Start The records

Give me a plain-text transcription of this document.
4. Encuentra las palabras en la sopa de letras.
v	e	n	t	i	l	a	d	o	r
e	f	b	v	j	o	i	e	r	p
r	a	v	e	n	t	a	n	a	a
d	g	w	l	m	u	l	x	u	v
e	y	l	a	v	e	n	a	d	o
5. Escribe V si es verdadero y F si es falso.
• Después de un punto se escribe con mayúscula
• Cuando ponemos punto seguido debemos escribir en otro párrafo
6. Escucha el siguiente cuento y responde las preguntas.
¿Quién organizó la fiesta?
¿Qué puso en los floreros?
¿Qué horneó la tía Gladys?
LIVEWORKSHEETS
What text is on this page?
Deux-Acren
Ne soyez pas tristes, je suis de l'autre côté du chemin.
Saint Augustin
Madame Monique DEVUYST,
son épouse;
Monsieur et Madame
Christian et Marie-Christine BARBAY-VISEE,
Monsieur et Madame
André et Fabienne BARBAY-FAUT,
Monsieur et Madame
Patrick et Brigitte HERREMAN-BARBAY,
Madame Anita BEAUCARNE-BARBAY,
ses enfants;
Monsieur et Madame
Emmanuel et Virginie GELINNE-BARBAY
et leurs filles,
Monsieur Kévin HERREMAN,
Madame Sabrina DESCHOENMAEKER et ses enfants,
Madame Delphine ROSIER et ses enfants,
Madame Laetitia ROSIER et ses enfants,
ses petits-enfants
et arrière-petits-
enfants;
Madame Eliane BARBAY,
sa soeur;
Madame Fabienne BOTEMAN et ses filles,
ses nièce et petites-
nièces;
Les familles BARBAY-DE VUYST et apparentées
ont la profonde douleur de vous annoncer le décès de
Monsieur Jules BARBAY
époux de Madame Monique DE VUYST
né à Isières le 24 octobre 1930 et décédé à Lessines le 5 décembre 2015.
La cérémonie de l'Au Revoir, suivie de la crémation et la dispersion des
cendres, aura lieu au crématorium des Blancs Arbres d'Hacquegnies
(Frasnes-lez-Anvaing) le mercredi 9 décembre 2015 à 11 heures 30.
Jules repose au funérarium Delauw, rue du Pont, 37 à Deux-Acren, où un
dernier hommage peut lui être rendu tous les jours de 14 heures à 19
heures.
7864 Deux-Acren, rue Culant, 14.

End The records

Without changing a word, restate the whole listing.

Give me a plain-text transcription of this document.
4. Encuentra las palabras en la sopa de letras.
v	e	n	t	i	l	a	d	o	r
e	f	b	v	j	o	i	e	r	p
r	a	v	e	n	t	a	n	a	a
d	g	w	l	m	u	l	x	u	v
e	y	l	a	v	e	n	a	d	o
5. Escribe V si es verdadero y F si es falso.
• Después de un punto se escribe con mayúscula
• Cuando ponemos punto seguido debemos escribir en otro párrafo
6. Escucha el siguiente cuento y responde las preguntas.
¿Quién organizó la fiesta?
¿Qué puso en los floreros?
¿Qué horneó la tía Gladys?
LIVEWORKSHEETS
What text is on this page?
Deux-Acren
Ne soyez pas tristes, je suis de l'autre côté du chemin.
Saint Augustin
Madame Monique DEVUYST,
son épouse;
Monsieur et Madame
Christian et Marie-Christine BARBAY-VISEE,
Monsieur et Madame
André et Fabienne BARBAY-FAUT,
Monsieur et Madame
Patrick et Brigitte HERREMAN-BARBAY,
Madame Anita BEAUCARNE-BARBAY,
ses enfants;
Monsieur et Madame
Emmanuel et Virginie GELINNE-BARBAY
et leurs filles,
Monsieur Kévin HERREMAN,
Madame Sabrina DESCHOENMAEKER et ses enfants,
Madame Delphine ROSIER et ses enfants,
Madame Laetitia ROSIER et ses enfants,
ses petits-enfants
et arrière-petits-
enfants;
Madame Eliane BARBAY,
sa soeur;
Madame Fabienne BOTEMAN et ses filles,
ses nièce et petites-
nièces;
Les familles BARBAY-DE VUYST et apparentées
ont la profonde douleur de vous annoncer le décès de
Monsieur Jules BARBAY
époux de Madame Monique DE VUYST
né à Isières le 24 octobre 1930 et décédé à Lessines le 5 décembre 2015.
La cérémonie de l'Au Revoir, suivie de la crémation et la dispersion des
cendres, aura lieu au crématorium des Blancs Arbres d'Hacquegnies
(Frasnes-lez-Anvaing) le mercredi 9 décembre 2015 à 11 heures 30.
Jules repose au funérarium Delauw, rue du Pont, 37 à Deux-Acren, où un
dernier hommage peut lui être rendu tous les jours de 14 heures à 19
heures.
7864 Deux-Acren, rue Culant, 14.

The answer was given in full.